→ WRITTEN EXERCISE
Among the lines below, count those with "this". Give the total alone.

-- start --

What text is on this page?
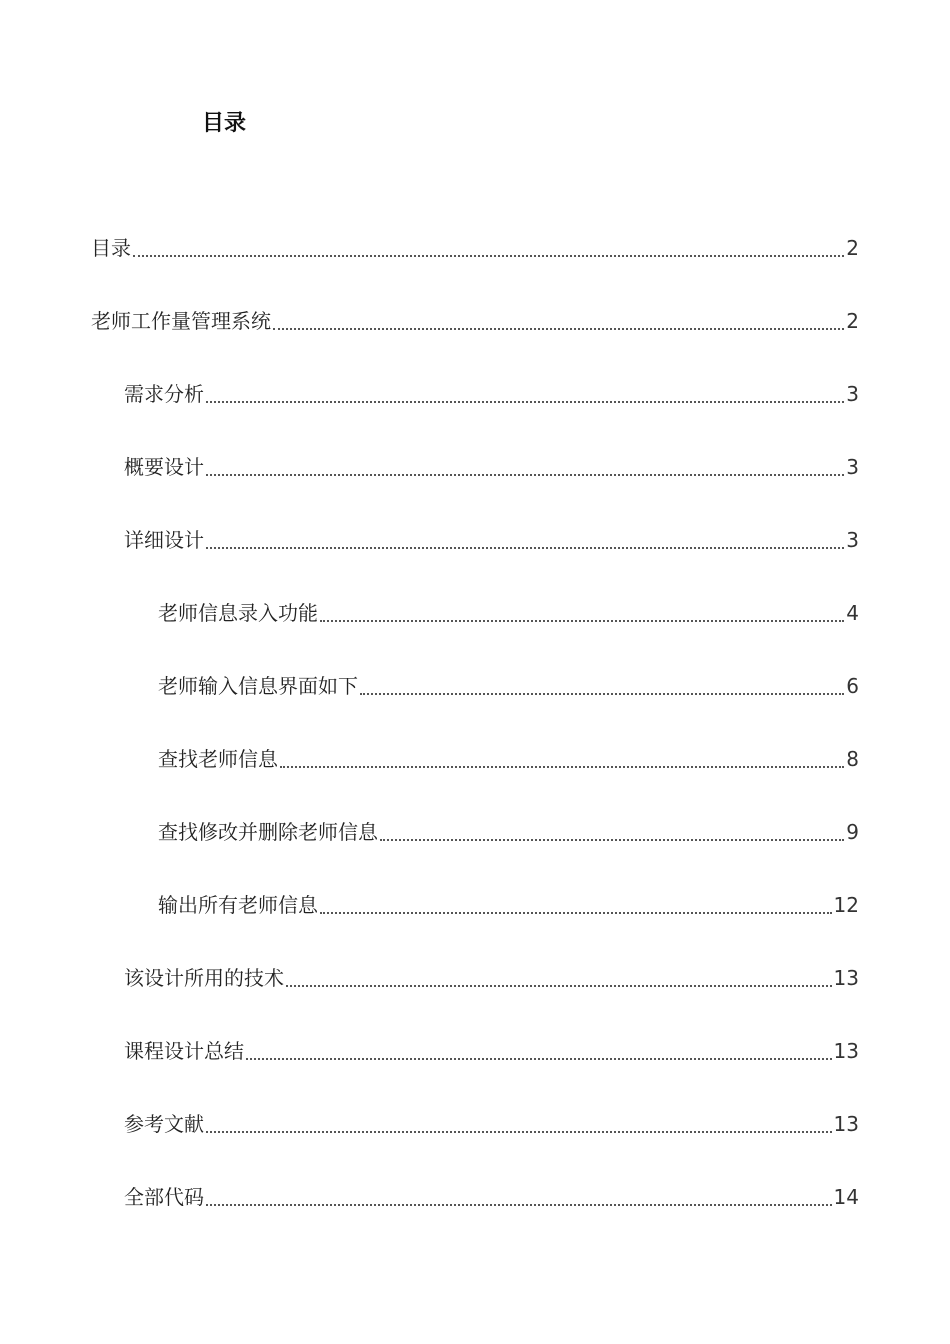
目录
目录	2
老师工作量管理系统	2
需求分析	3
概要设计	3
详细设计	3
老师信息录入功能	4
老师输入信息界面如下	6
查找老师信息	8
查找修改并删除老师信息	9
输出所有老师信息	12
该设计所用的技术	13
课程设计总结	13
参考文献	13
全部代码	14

-- end --
-- start --

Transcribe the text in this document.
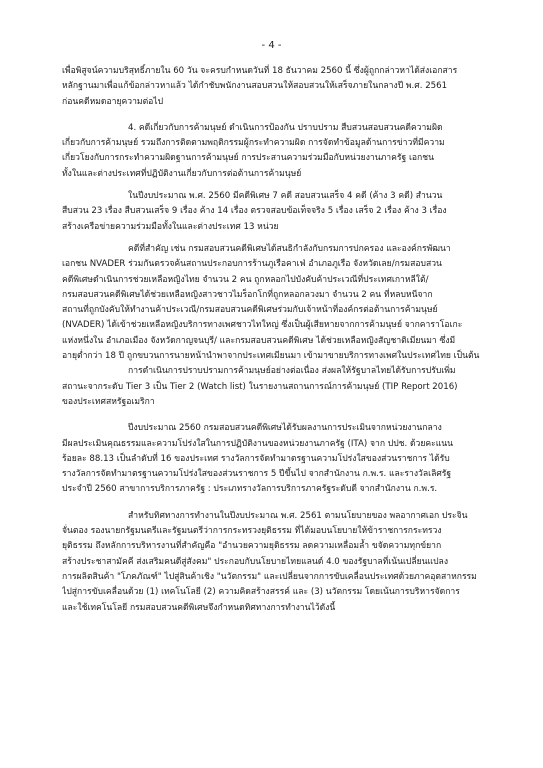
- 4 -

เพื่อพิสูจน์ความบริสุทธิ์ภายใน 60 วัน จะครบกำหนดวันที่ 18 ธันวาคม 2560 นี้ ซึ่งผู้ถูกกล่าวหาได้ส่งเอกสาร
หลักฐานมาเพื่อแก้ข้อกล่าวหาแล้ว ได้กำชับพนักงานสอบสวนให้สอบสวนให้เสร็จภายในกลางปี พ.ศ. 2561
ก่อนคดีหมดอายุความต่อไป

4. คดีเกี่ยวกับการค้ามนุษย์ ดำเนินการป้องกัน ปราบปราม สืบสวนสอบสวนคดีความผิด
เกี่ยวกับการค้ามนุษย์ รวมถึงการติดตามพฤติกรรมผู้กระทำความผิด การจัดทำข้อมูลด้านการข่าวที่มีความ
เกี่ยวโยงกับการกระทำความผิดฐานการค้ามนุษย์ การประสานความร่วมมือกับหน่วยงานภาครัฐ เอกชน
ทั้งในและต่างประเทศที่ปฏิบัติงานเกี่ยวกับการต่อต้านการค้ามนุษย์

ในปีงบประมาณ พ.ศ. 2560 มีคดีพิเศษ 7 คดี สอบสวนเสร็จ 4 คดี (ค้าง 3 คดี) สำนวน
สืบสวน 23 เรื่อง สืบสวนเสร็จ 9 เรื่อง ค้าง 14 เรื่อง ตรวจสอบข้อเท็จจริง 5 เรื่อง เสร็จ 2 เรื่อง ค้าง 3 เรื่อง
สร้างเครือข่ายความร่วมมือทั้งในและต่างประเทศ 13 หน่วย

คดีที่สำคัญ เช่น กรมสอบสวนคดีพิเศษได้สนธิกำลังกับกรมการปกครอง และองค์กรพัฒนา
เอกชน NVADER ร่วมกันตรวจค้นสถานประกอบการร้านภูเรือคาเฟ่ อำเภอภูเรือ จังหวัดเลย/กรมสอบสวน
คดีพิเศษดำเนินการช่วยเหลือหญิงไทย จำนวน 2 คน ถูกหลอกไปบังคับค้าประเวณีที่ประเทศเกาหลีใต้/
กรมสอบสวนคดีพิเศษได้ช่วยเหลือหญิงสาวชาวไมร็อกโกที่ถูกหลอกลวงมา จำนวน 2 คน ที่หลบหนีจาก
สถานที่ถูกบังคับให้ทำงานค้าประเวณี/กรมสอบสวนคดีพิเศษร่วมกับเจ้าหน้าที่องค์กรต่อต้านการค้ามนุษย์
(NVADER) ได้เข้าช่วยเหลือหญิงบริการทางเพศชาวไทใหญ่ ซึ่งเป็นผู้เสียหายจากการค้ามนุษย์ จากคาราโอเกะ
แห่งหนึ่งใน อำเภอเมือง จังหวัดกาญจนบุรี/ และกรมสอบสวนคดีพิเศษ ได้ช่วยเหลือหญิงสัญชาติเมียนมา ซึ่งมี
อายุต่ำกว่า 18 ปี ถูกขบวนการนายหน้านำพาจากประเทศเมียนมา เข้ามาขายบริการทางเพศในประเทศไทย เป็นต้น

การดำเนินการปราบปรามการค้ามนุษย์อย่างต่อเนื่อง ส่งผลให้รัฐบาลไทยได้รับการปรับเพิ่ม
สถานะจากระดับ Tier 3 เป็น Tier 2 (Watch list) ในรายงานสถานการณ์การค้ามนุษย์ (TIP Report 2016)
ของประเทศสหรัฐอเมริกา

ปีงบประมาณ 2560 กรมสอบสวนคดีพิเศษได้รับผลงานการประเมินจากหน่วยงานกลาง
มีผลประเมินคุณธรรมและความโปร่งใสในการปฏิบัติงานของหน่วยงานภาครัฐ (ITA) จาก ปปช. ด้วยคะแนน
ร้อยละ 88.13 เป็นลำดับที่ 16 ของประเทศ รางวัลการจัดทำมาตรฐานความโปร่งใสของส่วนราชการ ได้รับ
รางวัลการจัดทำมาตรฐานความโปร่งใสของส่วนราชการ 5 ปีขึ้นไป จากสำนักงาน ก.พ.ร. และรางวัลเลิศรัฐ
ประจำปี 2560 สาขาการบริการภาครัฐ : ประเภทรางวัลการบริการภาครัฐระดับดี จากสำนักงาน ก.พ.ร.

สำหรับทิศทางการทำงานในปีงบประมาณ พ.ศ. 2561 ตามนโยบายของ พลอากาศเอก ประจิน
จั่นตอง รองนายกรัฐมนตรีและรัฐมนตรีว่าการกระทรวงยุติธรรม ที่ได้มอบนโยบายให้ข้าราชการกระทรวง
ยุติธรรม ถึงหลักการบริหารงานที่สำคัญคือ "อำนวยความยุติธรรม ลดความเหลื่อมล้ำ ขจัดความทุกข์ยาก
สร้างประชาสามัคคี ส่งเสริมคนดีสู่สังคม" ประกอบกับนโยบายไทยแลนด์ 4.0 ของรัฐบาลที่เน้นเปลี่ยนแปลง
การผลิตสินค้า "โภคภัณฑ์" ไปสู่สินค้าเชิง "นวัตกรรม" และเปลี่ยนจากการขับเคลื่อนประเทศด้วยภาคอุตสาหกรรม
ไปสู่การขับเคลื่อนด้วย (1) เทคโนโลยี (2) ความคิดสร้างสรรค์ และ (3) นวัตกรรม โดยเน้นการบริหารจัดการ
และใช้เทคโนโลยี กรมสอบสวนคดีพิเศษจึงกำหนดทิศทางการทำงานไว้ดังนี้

-- end --

→ THE COMPLETED TASK
2